*TASK DETAILS*
Copy out the data below, swapping every "Amide" for "Band" and leaving everything else untouched.

** BEGIN ENTRIES SHOWN **

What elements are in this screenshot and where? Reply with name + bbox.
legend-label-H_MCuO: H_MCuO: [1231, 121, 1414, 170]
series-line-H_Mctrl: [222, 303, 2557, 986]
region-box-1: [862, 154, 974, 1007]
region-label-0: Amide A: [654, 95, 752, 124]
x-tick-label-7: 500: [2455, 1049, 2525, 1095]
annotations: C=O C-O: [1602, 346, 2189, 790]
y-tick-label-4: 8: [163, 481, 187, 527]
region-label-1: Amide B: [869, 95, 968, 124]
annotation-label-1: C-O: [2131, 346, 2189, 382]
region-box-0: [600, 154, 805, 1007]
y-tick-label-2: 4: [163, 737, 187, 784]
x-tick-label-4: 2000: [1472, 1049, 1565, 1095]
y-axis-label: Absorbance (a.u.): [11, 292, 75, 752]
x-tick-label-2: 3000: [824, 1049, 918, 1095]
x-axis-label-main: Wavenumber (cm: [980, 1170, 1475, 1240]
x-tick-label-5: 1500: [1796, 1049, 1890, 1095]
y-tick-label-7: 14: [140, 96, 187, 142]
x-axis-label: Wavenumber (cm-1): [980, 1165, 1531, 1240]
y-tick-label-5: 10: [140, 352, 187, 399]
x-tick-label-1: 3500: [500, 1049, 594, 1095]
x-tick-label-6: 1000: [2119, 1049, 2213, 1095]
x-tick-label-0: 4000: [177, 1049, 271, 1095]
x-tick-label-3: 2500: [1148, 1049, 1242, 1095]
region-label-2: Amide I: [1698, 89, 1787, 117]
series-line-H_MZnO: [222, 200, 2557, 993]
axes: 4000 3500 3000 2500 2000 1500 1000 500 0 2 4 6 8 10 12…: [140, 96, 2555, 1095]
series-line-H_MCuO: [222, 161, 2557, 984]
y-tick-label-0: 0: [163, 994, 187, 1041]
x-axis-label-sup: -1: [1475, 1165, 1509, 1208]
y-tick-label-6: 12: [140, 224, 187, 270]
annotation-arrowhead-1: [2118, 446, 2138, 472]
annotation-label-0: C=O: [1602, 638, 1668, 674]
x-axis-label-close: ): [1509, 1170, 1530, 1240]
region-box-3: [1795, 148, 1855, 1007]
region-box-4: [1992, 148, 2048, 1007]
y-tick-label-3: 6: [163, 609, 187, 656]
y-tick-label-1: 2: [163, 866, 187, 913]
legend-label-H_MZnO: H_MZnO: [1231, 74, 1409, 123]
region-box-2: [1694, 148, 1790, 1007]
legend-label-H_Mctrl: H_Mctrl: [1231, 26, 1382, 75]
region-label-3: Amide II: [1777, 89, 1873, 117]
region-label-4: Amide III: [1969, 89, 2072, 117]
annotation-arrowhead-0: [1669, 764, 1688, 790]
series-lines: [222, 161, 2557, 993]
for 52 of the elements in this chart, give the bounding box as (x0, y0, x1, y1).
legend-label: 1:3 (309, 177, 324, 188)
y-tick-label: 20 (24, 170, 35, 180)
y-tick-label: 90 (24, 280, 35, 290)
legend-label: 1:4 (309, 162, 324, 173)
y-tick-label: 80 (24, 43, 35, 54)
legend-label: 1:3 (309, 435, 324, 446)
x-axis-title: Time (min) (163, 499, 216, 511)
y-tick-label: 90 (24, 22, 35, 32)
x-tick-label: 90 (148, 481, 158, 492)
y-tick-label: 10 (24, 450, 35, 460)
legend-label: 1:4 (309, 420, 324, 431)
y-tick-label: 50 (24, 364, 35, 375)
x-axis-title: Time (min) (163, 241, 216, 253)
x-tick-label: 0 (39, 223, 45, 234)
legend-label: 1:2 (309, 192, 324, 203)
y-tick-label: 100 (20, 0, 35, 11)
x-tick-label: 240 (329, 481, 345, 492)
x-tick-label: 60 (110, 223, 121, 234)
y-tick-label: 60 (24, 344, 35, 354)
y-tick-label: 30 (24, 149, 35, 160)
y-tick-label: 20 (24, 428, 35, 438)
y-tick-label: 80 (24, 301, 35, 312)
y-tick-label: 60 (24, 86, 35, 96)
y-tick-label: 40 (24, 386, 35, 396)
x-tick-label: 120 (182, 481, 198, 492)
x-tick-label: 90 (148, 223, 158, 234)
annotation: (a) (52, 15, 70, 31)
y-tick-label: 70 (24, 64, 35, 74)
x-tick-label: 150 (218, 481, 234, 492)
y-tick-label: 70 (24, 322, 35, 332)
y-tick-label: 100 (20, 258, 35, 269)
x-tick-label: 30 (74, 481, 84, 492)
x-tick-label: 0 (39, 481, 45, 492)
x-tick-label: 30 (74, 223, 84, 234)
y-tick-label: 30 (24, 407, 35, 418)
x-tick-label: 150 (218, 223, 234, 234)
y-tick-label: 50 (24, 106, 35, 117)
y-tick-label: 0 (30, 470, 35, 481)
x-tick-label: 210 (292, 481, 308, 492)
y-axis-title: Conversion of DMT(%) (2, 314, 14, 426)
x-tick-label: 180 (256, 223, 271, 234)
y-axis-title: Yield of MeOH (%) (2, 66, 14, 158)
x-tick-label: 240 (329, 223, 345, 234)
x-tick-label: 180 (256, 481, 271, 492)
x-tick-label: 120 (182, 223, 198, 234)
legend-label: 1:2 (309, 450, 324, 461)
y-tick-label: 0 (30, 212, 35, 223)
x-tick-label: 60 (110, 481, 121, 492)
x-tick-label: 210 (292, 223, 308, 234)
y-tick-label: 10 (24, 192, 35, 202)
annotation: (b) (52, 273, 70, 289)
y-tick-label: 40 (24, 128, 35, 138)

** END ENTRIES SHOWN **

*COMPLETE OUTPUT*
What elements are in this screenshot and where? Reply with name + bbox.
legend-label-H_MCuO: H_MCuO: [1231, 121, 1414, 170]
series-line-H_Mctrl: [222, 303, 2557, 986]
region-box-1: [862, 154, 974, 1007]
region-label-0: Band A: [654, 95, 752, 124]
x-tick-label-7: 500: [2455, 1049, 2525, 1095]
annotations: C=O C-O: [1602, 346, 2189, 790]
y-tick-label-4: 8: [163, 481, 187, 527]
region-label-1: Band B: [869, 95, 968, 124]
annotation-label-1: C-O: [2131, 346, 2189, 382]
region-box-0: [600, 154, 805, 1007]
y-tick-label-2: 4: [163, 737, 187, 784]
x-tick-label-4: 2000: [1472, 1049, 1565, 1095]
y-axis-label: Absorbance (a.u.): [11, 292, 75, 752]
x-tick-label-2: 3000: [824, 1049, 918, 1095]
x-axis-label-main: Wavenumber (cm: [980, 1170, 1475, 1240]
x-tick-label-5: 1500: [1796, 1049, 1890, 1095]
y-tick-label-7: 14: [140, 96, 187, 142]
x-axis-label: Wavenumber (cm-1): [980, 1165, 1531, 1240]
y-tick-label-5: 10: [140, 352, 187, 399]
x-tick-label-1: 3500: [500, 1049, 594, 1095]
x-tick-label-6: 1000: [2119, 1049, 2213, 1095]
x-tick-label-0: 4000: [177, 1049, 271, 1095]
x-tick-label-3: 2500: [1148, 1049, 1242, 1095]
region-label-2: Band I: [1698, 89, 1787, 117]
series-line-H_MZnO: [222, 200, 2557, 993]
axes: 4000 3500 3000 2500 2000 1500 1000 500 0 2 4 6 8 10 12…: [140, 96, 2555, 1095]
series-line-H_MCuO: [222, 161, 2557, 984]
y-tick-label-0: 0: [163, 994, 187, 1041]
x-axis-label-sup: -1: [1475, 1165, 1509, 1208]
y-tick-label-6: 12: [140, 224, 187, 270]
annotation-arrowhead-1: [2118, 446, 2138, 472]
annotation-label-0: C=O: [1602, 638, 1668, 674]
x-axis-label-close: ): [1509, 1170, 1530, 1240]
region-box-3: [1795, 148, 1855, 1007]
region-box-4: [1992, 148, 2048, 1007]
y-tick-label-3: 6: [163, 609, 187, 656]
y-tick-label-1: 2: [163, 866, 187, 913]
legend-label-H_MZnO: H_MZnO: [1231, 74, 1409, 123]
region-box-2: [1694, 148, 1790, 1007]
legend-label-H_Mctrl: H_Mctrl: [1231, 26, 1382, 75]
region-label-3: Band II: [1777, 89, 1873, 117]
region-label-4: Band III: [1969, 89, 2072, 117]
annotation-arrowhead-0: [1669, 764, 1688, 790]
series-lines: [222, 161, 2557, 993]
for 52 of the elements in this chart, give the bounding box as (x0, y0, x1, y1).
legend-label: 1:3 (309, 177, 324, 188)
y-tick-label: 20 (24, 170, 35, 180)
y-tick-label: 90 (24, 280, 35, 290)
legend-label: 1:4 (309, 162, 324, 173)
y-tick-label: 80 (24, 43, 35, 54)
legend-label: 1:3 (309, 435, 324, 446)
x-axis-title: Time (min) (163, 499, 216, 511)
y-tick-label: 90 (24, 22, 35, 32)
x-tick-label: 90 (148, 481, 158, 492)
y-tick-label: 10 (24, 450, 35, 460)
legend-label: 1:4 (309, 420, 324, 431)
y-tick-label: 50 (24, 364, 35, 375)
x-axis-title: Time (min) (163, 241, 216, 253)
x-tick-label: 0 (39, 223, 45, 234)
legend-label: 1:2 (309, 192, 324, 203)
y-tick-label: 100 (20, 0, 35, 11)
x-tick-label: 240 (329, 481, 345, 492)
x-tick-label: 60 (110, 223, 121, 234)
y-tick-label: 60 (24, 344, 35, 354)
y-tick-label: 30 (24, 149, 35, 160)
y-tick-label: 20 (24, 428, 35, 438)
y-tick-label: 80 (24, 301, 35, 312)
y-tick-label: 60 (24, 86, 35, 96)
y-tick-label: 40 (24, 386, 35, 396)
x-tick-label: 120 (182, 481, 198, 492)
x-tick-label: 90 (148, 223, 158, 234)
annotation: (a) (52, 15, 70, 31)
y-tick-label: 70 (24, 64, 35, 74)
x-tick-label: 150 (218, 481, 234, 492)
y-tick-label: 70 (24, 322, 35, 332)
y-tick-label: 100 (20, 258, 35, 269)
x-tick-label: 30 (74, 481, 84, 492)
x-tick-label: 0 (39, 481, 45, 492)
x-tick-label: 30 (74, 223, 84, 234)
y-tick-label: 30 (24, 407, 35, 418)
x-tick-label: 150 (218, 223, 234, 234)
y-tick-label: 50 (24, 106, 35, 117)
y-tick-label: 0 (30, 470, 35, 481)
x-tick-label: 210 (292, 481, 308, 492)
y-axis-title: Conversion of DMT(%) (2, 314, 14, 426)
x-tick-label: 180 (256, 223, 271, 234)
y-axis-title: Yield of MeOH (%) (2, 66, 14, 158)
x-tick-label: 240 (329, 223, 345, 234)
x-tick-label: 180 (256, 481, 271, 492)
x-tick-label: 120 (182, 223, 198, 234)
legend-label: 1:2 (309, 450, 324, 461)
y-tick-label: 0 (30, 212, 35, 223)
x-tick-label: 60 (110, 481, 121, 492)
x-tick-label: 210 (292, 223, 308, 234)
y-tick-label: 10 (24, 192, 35, 202)
annotation: (b) (52, 273, 70, 289)
y-tick-label: 40 (24, 128, 35, 138)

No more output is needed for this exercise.